- [The exercise] Write out all of the data without omission, exactly as shown.

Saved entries
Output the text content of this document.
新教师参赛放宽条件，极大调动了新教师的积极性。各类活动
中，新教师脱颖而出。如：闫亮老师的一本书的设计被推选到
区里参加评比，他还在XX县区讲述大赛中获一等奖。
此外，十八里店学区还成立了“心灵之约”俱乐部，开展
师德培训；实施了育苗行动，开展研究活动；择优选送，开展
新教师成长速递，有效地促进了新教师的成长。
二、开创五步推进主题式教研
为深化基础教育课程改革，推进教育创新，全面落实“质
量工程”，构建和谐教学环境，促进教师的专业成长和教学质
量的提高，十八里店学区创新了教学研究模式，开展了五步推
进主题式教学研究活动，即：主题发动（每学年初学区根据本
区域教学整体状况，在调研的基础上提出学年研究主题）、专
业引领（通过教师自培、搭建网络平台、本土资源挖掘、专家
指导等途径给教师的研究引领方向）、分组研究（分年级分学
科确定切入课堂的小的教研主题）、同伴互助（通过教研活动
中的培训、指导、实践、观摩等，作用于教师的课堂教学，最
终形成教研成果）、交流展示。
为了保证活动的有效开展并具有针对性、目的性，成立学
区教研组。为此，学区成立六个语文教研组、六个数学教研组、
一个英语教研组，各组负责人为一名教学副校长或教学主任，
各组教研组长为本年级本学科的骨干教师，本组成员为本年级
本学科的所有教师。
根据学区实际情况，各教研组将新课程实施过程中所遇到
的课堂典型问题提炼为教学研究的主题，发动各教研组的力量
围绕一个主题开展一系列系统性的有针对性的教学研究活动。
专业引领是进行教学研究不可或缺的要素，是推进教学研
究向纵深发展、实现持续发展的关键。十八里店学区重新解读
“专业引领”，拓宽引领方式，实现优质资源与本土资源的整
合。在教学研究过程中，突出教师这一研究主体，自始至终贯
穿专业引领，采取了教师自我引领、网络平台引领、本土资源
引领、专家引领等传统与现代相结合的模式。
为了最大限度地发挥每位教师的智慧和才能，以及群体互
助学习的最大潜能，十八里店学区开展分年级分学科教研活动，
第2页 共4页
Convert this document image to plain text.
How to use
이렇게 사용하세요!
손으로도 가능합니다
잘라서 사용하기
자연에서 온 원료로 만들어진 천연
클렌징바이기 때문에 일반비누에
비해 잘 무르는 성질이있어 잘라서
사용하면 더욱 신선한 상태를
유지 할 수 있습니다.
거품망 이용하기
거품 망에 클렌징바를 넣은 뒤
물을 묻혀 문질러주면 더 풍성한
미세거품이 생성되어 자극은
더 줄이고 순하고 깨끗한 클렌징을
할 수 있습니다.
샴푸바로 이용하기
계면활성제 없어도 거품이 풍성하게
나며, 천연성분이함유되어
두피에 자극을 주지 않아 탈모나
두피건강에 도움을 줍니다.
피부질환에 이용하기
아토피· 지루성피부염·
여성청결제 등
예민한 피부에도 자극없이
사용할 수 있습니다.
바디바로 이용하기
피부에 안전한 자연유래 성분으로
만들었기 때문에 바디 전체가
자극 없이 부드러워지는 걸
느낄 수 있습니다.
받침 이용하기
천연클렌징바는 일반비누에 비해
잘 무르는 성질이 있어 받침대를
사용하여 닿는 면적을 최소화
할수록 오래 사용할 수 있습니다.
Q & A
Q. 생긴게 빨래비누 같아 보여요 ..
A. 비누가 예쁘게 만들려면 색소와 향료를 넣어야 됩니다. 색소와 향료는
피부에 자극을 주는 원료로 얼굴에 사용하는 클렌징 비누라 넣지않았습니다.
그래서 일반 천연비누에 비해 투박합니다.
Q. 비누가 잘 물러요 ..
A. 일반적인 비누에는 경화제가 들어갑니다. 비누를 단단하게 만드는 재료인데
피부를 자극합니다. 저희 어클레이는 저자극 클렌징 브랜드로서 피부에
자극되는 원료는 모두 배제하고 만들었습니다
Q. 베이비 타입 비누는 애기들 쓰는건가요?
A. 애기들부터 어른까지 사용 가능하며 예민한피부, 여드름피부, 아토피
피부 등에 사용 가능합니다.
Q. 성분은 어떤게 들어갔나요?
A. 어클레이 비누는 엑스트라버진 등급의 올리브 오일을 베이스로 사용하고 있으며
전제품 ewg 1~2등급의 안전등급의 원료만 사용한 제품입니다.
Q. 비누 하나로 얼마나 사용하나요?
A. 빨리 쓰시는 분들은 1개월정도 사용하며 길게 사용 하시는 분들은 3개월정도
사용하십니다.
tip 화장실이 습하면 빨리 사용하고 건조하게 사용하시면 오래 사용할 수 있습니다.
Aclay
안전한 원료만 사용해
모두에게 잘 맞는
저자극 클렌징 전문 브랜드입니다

- [Completed task]
Output the text content of this document.
新教师参赛放宽条件，极大调动了新教师的积极性。各类活动
中，新教师脱颖而出。如：闫亮老师的一本书的设计被推选到
区里参加评比，他还在XX县区讲述大赛中获一等奖。
此外，十八里店学区还成立了“心灵之约”俱乐部，开展
师德培训；实施了育苗行动，开展研究活动；择优选送，开展
新教师成长速递，有效地促进了新教师的成长。
二、开创五步推进主题式教研
为深化基础教育课程改革，推进教育创新，全面落实“质
量工程”，构建和谐教学环境，促进教师的专业成长和教学质
量的提高，十八里店学区创新了教学研究模式，开展了五步推
进主题式教学研究活动，即：主题发动（每学年初学区根据本
区域教学整体状况，在调研的基础上提出学年研究主题）、专
业引领（通过教师自培、搭建网络平台、本土资源挖掘、专家
指导等途径给教师的研究引领方向）、分组研究（分年级分学
科确定切入课堂的小的教研主题）、同伴互助（通过教研活动
中的培训、指导、实践、观摩等，作用于教师的课堂教学，最
终形成教研成果）、交流展示。
为了保证活动的有效开展并具有针对性、目的性，成立学
区教研组。为此，学区成立六个语文教研组、六个数学教研组、
一个英语教研组，各组负责人为一名教学副校长或教学主任，
各组教研组长为本年级本学科的骨干教师，本组成员为本年级
本学科的所有教师。
根据学区实际情况，各教研组将新课程实施过程中所遇到
的课堂典型问题提炼为教学研究的主题，发动各教研组的力量
围绕一个主题开展一系列系统性的有针对性的教学研究活动。
专业引领是进行教学研究不可或缺的要素，是推进教学研
究向纵深发展、实现持续发展的关键。十八里店学区重新解读
“专业引领”，拓宽引领方式，实现优质资源与本土资源的整
合。在教学研究过程中，突出教师这一研究主体，自始至终贯
穿专业引领，采取了教师自我引领、网络平台引领、本土资源
引领、专家引领等传统与现代相结合的模式。
为了最大限度地发挥每位教师的智慧和才能，以及群体互
助学习的最大潜能，十八里店学区开展分年级分学科教研活动，
第2页 共4页
Convert this document image to plain text.
How to use
이렇게 사용하세요!
손으로도 가능합니다
잘라서 사용하기
자연에서 온 원료로 만들어진 천연
클렌징바이기 때문에 일반비누에
비해 잘 무르는 성질이있어 잘라서
사용하면 더욱 신선한 상태를
유지 할 수 있습니다.
거품망 이용하기
거품 망에 클렌징바를 넣은 뒤
물을 묻혀 문질러주면 더 풍성한
미세거품이 생성되어 자극은
더 줄이고 순하고 깨끗한 클렌징을
할 수 있습니다.
샴푸바로 이용하기
계면활성제 없어도 거품이 풍성하게
나며, 천연성분이함유되어
두피에 자극을 주지 않아 탈모나
두피건강에 도움을 줍니다.
피부질환에 이용하기
아토피· 지루성피부염·
여성청결제 등
예민한 피부에도 자극없이
사용할 수 있습니다.
바디바로 이용하기
피부에 안전한 자연유래 성분으로
만들었기 때문에 바디 전체가
자극 없이 부드러워지는 걸
느낄 수 있습니다.
받침 이용하기
천연클렌징바는 일반비누에 비해
잘 무르는 성질이 있어 받침대를
사용하여 닿는 면적을 최소화
할수록 오래 사용할 수 있습니다.
Q & A
Q. 생긴게 빨래비누 같아 보여요 ..
A. 비누가 예쁘게 만들려면 색소와 향료를 넣어야 됩니다. 색소와 향료는
피부에 자극을 주는 원료로 얼굴에 사용하는 클렌징 비누라 넣지않았습니다.
그래서 일반 천연비누에 비해 투박합니다.
Q. 비누가 잘 물러요 ..
A. 일반적인 비누에는 경화제가 들어갑니다. 비누를 단단하게 만드는 재료인데
피부를 자극합니다. 저희 어클레이는 저자극 클렌징 브랜드로서 피부에
자극되는 원료는 모두 배제하고 만들었습니다
Q. 베이비 타입 비누는 애기들 쓰는건가요?
A. 애기들부터 어른까지 사용 가능하며 예민한피부, 여드름피부, 아토피
피부 등에 사용 가능합니다.
Q. 성분은 어떤게 들어갔나요?
A. 어클레이 비누는 엑스트라버진 등급의 올리브 오일을 베이스로 사용하고 있으며
전제품 ewg 1~2등급의 안전등급의 원료만 사용한 제품입니다.
Q. 비누 하나로 얼마나 사용하나요?
A. 빨리 쓰시는 분들은 1개월정도 사용하며 길게 사용 하시는 분들은 3개월정도
사용하십니다.
tip 화장실이 습하면 빨리 사용하고 건조하게 사용하시면 오래 사용할 수 있습니다.
Aclay
안전한 원료만 사용해
모두에게 잘 맞는
저자극 클렌징 전문 브랜드입니다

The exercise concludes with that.